Dataset records:

────────────────────

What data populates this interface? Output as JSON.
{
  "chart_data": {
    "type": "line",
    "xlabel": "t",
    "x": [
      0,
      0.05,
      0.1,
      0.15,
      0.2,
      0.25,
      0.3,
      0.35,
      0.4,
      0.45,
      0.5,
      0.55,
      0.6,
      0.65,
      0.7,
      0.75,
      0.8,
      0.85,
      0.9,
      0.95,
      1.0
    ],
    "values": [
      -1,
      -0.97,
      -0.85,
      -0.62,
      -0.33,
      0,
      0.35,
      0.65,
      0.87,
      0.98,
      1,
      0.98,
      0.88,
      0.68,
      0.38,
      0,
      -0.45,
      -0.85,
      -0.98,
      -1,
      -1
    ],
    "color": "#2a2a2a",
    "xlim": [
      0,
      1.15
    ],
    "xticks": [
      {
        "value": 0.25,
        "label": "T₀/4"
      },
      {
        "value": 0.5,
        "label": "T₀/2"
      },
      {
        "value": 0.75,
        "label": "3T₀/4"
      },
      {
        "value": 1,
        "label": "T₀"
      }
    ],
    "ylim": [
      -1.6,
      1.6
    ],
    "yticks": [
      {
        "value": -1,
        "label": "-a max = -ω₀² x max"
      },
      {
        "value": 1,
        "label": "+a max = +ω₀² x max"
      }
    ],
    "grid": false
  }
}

────────────────────

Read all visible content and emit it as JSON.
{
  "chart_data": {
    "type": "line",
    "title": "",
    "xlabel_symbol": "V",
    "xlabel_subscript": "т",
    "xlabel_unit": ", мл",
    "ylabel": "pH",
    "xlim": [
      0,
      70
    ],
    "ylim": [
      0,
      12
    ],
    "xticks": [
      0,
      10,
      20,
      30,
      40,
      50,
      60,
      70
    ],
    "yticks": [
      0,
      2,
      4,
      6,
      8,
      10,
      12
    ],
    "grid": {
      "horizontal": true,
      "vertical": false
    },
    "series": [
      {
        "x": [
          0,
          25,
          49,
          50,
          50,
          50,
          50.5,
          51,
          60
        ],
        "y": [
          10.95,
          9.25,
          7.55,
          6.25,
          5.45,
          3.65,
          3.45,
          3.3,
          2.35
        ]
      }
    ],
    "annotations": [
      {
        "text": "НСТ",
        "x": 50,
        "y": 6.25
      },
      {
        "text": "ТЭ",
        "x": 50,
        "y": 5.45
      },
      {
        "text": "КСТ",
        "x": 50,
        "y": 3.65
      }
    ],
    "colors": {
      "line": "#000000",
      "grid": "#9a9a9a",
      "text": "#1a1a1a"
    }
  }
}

────────────────────

TASK STATEMENT: Identify each line of the material where the word "JSON" shows up, and copy it.

WRITTEN RESPONSE:
What data populates this interface? Output as JSON.
Read all visible content and emit it as JSON.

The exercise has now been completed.